### [WHAT YOU NEED TO DO]
Repeat the material below exactly, with no pictures.

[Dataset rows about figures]
_ _ _

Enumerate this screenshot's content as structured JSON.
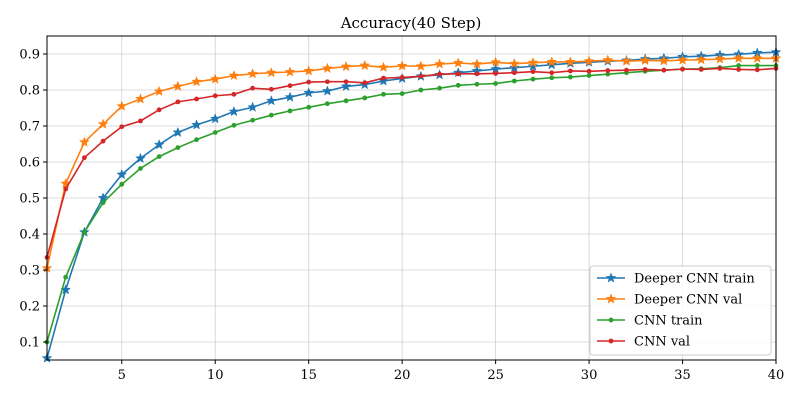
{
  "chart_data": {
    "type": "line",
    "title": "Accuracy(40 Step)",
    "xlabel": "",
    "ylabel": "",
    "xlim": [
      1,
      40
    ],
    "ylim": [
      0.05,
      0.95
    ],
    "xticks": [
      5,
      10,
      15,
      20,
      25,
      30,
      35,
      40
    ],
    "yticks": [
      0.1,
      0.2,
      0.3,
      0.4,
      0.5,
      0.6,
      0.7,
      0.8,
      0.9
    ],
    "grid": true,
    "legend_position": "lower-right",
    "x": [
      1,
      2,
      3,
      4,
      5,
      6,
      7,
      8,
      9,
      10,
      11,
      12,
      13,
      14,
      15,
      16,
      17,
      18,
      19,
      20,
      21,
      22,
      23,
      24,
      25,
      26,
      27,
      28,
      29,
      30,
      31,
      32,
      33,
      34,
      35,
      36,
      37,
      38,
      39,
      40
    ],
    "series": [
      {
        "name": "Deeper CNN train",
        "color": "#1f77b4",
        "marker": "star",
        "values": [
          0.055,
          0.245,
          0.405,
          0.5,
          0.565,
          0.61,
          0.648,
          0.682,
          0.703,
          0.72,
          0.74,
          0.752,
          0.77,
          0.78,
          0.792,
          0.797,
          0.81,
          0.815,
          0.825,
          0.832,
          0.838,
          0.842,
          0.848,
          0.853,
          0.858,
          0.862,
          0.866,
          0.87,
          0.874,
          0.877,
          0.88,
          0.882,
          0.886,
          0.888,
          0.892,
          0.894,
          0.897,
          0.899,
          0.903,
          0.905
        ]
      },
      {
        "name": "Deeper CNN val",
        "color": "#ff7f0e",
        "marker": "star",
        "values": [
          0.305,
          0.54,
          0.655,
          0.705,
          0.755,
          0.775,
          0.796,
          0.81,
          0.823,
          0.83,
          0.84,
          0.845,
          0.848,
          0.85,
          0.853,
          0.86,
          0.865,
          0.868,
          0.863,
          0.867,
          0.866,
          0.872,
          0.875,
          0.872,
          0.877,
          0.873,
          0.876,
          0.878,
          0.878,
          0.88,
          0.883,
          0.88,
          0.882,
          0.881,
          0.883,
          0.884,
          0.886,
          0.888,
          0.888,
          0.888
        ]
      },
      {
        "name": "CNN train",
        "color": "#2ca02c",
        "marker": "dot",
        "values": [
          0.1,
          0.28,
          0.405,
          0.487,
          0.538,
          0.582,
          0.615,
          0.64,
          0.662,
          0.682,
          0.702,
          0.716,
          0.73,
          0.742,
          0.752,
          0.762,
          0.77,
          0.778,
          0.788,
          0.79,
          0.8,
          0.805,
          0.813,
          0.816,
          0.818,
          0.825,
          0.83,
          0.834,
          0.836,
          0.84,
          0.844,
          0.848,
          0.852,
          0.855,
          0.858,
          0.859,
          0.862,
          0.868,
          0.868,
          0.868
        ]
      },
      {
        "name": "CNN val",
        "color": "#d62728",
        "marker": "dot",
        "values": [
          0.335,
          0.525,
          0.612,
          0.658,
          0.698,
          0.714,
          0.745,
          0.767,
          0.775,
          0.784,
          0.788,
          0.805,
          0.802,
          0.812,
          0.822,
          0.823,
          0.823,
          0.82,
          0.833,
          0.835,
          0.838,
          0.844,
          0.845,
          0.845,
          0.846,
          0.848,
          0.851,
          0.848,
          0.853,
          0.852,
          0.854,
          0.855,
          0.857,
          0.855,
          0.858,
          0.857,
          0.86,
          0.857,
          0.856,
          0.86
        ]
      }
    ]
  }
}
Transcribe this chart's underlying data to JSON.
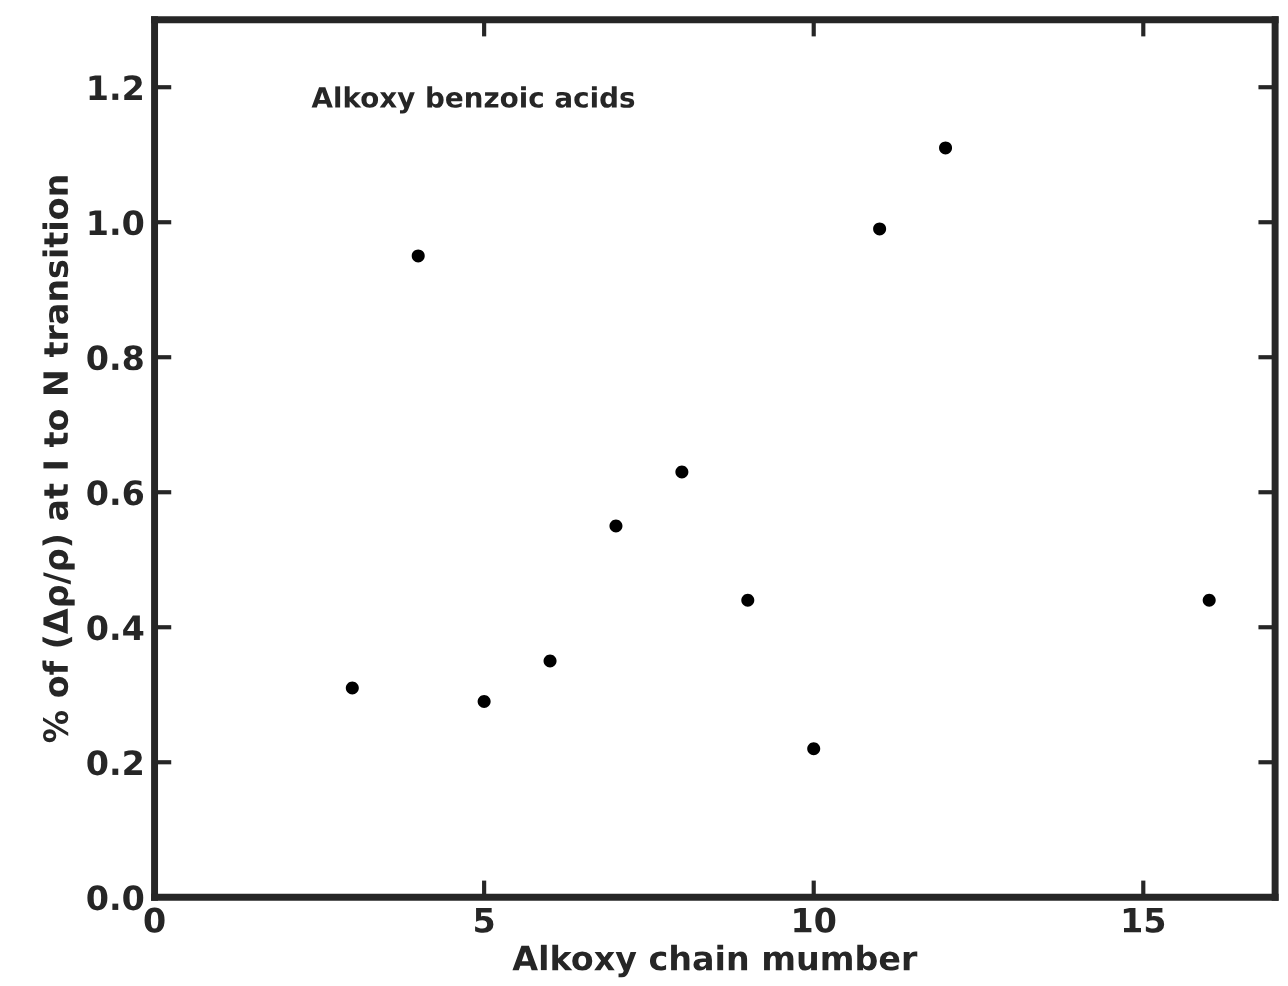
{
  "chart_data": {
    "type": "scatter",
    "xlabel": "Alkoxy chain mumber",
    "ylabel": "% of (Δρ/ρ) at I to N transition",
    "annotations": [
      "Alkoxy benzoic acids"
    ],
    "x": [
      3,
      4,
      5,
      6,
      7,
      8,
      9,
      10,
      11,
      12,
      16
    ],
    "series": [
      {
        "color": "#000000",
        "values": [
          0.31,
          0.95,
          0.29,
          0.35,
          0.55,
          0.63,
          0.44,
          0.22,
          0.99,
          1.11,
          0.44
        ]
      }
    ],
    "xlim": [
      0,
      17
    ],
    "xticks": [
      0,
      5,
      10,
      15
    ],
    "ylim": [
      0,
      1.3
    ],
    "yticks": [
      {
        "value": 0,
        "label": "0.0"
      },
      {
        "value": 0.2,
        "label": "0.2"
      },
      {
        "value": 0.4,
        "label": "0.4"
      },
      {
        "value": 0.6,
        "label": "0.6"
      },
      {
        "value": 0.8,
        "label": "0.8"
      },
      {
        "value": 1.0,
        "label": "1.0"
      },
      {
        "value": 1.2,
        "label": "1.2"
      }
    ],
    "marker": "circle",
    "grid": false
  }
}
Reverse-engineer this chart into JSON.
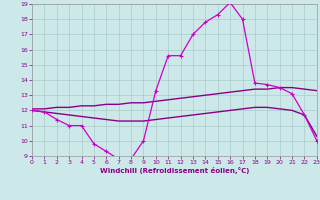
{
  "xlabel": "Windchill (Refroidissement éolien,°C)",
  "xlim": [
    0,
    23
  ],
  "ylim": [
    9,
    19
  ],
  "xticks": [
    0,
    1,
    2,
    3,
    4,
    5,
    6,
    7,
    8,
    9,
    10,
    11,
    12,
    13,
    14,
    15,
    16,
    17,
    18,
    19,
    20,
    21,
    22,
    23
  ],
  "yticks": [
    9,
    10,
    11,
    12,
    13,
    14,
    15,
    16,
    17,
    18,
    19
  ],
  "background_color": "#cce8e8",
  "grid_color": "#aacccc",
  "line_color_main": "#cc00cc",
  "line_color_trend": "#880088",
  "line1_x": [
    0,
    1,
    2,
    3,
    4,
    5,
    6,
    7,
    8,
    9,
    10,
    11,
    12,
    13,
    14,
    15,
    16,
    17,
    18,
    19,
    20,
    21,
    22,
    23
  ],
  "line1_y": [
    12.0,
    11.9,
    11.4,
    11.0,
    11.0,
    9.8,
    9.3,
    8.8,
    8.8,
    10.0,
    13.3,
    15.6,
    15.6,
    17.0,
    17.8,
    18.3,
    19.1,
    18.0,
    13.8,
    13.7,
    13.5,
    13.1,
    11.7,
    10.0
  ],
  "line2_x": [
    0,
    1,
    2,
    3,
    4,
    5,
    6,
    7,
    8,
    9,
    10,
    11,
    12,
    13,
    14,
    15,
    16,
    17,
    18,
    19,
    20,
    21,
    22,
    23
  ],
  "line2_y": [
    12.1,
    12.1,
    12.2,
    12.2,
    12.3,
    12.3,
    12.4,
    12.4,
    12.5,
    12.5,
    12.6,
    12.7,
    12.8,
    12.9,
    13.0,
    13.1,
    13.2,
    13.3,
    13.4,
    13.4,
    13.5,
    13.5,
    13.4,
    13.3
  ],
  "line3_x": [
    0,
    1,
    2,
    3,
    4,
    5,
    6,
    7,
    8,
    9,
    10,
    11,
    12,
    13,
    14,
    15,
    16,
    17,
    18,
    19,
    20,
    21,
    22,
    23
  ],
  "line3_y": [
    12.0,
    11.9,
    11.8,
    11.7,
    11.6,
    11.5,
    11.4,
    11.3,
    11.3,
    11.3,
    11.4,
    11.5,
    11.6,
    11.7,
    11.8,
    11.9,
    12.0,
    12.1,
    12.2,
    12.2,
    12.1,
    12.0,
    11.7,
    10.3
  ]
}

_ _ _

### [FINAL RESULT]
Enumerate this screenshot's content as structured JSON.
{
  "chart_data": {
    "type": "line",
    "title": "Accuracy(40 Step)",
    "xlabel": "",
    "ylabel": "",
    "xlim": [
      1,
      40
    ],
    "ylim": [
      0.05,
      0.95
    ],
    "xticks": [
      5,
      10,
      15,
      20,
      25,
      30,
      35,
      40
    ],
    "yticks": [
      0.1,
      0.2,
      0.3,
      0.4,
      0.5,
      0.6,
      0.7,
      0.8,
      0.9
    ],
    "grid": true,
    "legend_position": "lower-right",
    "x": [
      1,
      2,
      3,
      4,
      5,
      6,
      7,
      8,
      9,
      10,
      11,
      12,
      13,
      14,
      15,
      16,
      17,
      18,
      19,
      20,
      21,
      22,
      23,
      24,
      25,
      26,
      27,
      28,
      29,
      30,
      31,
      32,
      33,
      34,
      35,
      36,
      37,
      38,
      39,
      40
    ],
    "series": [
      {
        "name": "Deeper CNN train",
        "color": "#1f77b4",
        "marker": "star",
        "values": [
          0.055,
          0.245,
          0.405,
          0.5,
          0.565,
          0.61,
          0.648,
          0.682,
          0.703,
          0.72,
          0.74,
          0.752,
          0.77,
          0.78,
          0.792,
          0.797,
          0.81,
          0.815,
          0.825,
          0.832,
          0.838,
          0.842,
          0.848,
          0.853,
          0.858,
          0.862,
          0.866,
          0.87,
          0.874,
          0.877,
          0.88,
          0.882,
          0.886,
          0.888,
          0.892,
          0.894,
          0.897,
          0.899,
          0.903,
          0.905
        ]
      },
      {
        "name": "Deeper CNN val",
        "color": "#ff7f0e",
        "marker": "star",
        "values": [
          0.305,
          0.54,
          0.655,
          0.705,
          0.755,
          0.775,
          0.796,
          0.81,
          0.823,
          0.83,
          0.84,
          0.845,
          0.848,
          0.85,
          0.853,
          0.86,
          0.865,
          0.868,
          0.863,
          0.867,
          0.866,
          0.872,
          0.875,
          0.872,
          0.877,
          0.873,
          0.876,
          0.878,
          0.878,
          0.88,
          0.883,
          0.88,
          0.882,
          0.881,
          0.883,
          0.884,
          0.886,
          0.888,
          0.888,
          0.888
        ]
      },
      {
        "name": "CNN train",
        "color": "#2ca02c",
        "marker": "dot",
        "values": [
          0.1,
          0.28,
          0.405,
          0.487,
          0.538,
          0.582,
          0.615,
          0.64,
          0.662,
          0.682,
          0.702,
          0.716,
          0.73,
          0.742,
          0.752,
          0.762,
          0.77,
          0.778,
          0.788,
          0.79,
          0.8,
          0.805,
          0.813,
          0.816,
          0.818,
          0.825,
          0.83,
          0.834,
          0.836,
          0.84,
          0.844,
          0.848,
          0.852,
          0.855,
          0.858,
          0.859,
          0.862,
          0.868,
          0.868,
          0.868
        ]
      },
      {
        "name": "CNN val",
        "color": "#d62728",
        "marker": "dot",
        "values": [
          0.335,
          0.525,
          0.612,
          0.658,
          0.698,
          0.714,
          0.745,
          0.767,
          0.775,
          0.784,
          0.788,
          0.805,
          0.802,
          0.812,
          0.822,
          0.823,
          0.823,
          0.82,
          0.833,
          0.835,
          0.838,
          0.844,
          0.845,
          0.845,
          0.846,
          0.848,
          0.851,
          0.848,
          0.853,
          0.852,
          0.854,
          0.855,
          0.857,
          0.855,
          0.858,
          0.857,
          0.86,
          0.857,
          0.856,
          0.86
        ]
      }
    ]
  }
}
Transcribe this chart's underlying data to JSON.
{
  "chart_data": {
    "type": "scatter",
    "xlabel": "Alkoxy chain mumber",
    "ylabel": "% of (Δρ/ρ) at I to N transition",
    "annotations": [
      "Alkoxy benzoic acids"
    ],
    "x": [
      3,
      4,
      5,
      6,
      7,
      8,
      9,
      10,
      11,
      12,
      16
    ],
    "series": [
      {
        "color": "#000000",
        "values": [
          0.31,
          0.95,
          0.29,
          0.35,
          0.55,
          0.63,
          0.44,
          0.22,
          0.99,
          1.11,
          0.44
        ]
      }
    ],
    "xlim": [
      0,
      17
    ],
    "xticks": [
      0,
      5,
      10,
      15
    ],
    "ylim": [
      0,
      1.3
    ],
    "yticks": [
      {
        "value": 0,
        "label": "0.0"
      },
      {
        "value": 0.2,
        "label": "0.2"
      },
      {
        "value": 0.4,
        "label": "0.4"
      },
      {
        "value": 0.6,
        "label": "0.6"
      },
      {
        "value": 0.8,
        "label": "0.8"
      },
      {
        "value": 1.0,
        "label": "1.0"
      },
      {
        "value": 1.2,
        "label": "1.2"
      }
    ],
    "marker": "circle",
    "grid": false
  }
}
Reverse-engineer this chart into JSON.
{
  "xlabel": "Windchill (Refroidissement éolien,°C)",
  "xlim": [
    0,
    23
  ],
  "ylim": [
    9,
    19
  ],
  "xticks": [
    0,
    1,
    2,
    3,
    4,
    5,
    6,
    7,
    8,
    9,
    10,
    11,
    12,
    13,
    14,
    15,
    16,
    17,
    18,
    19,
    20,
    21,
    22,
    23
  ],
  "yticks": [
    9,
    10,
    11,
    12,
    13,
    14,
    15,
    16,
    17,
    18,
    19
  ],
  "background_color": "#cce8e8",
  "grid_color": "#aacccc",
  "line_color_main": "#cc00cc",
  "line_color_trend": "#880088",
  "line1_x": [
    0,
    1,
    2,
    3,
    4,
    5,
    6,
    7,
    8,
    9,
    10,
    11,
    12,
    13,
    14,
    15,
    16,
    17,
    18,
    19,
    20,
    21,
    22,
    23
  ],
  "line1_y": [
    12.0,
    11.9,
    11.4,
    11.0,
    11.0,
    9.8,
    9.3,
    8.8,
    8.8,
    10.0,
    13.3,
    15.6,
    15.6,
    17.0,
    17.8,
    18.3,
    19.1,
    18.0,
    13.8,
    13.7,
    13.5,
    13.1,
    11.7,
    10.0
  ],
  "line2_x": [
    0,
    1,
    2,
    3,
    4,
    5,
    6,
    7,
    8,
    9,
    10,
    11,
    12,
    13,
    14,
    15,
    16,
    17,
    18,
    19,
    20,
    21,
    22,
    23
  ],
  "line2_y": [
    12.1,
    12.1,
    12.2,
    12.2,
    12.3,
    12.3,
    12.4,
    12.4,
    12.5,
    12.5,
    12.6,
    12.7,
    12.8,
    12.9,
    13.0,
    13.1,
    13.2,
    13.3,
    13.4,
    13.4,
    13.5,
    13.5,
    13.4,
    13.3
  ],
  "line3_x": [
    0,
    1,
    2,
    3,
    4,
    5,
    6,
    7,
    8,
    9,
    10,
    11,
    12,
    13,
    14,
    15,
    16,
    17,
    18,
    19,
    20,
    21,
    22,
    23
  ],
  "line3_y": [
    12.0,
    11.9,
    11.8,
    11.7,
    11.6,
    11.5,
    11.4,
    11.3,
    11.3,
    11.3,
    11.4,
    11.5,
    11.6,
    11.7,
    11.8,
    11.9,
    12.0,
    12.1,
    12.2,
    12.2,
    12.1,
    12.0,
    11.7,
    10.3
  ]
}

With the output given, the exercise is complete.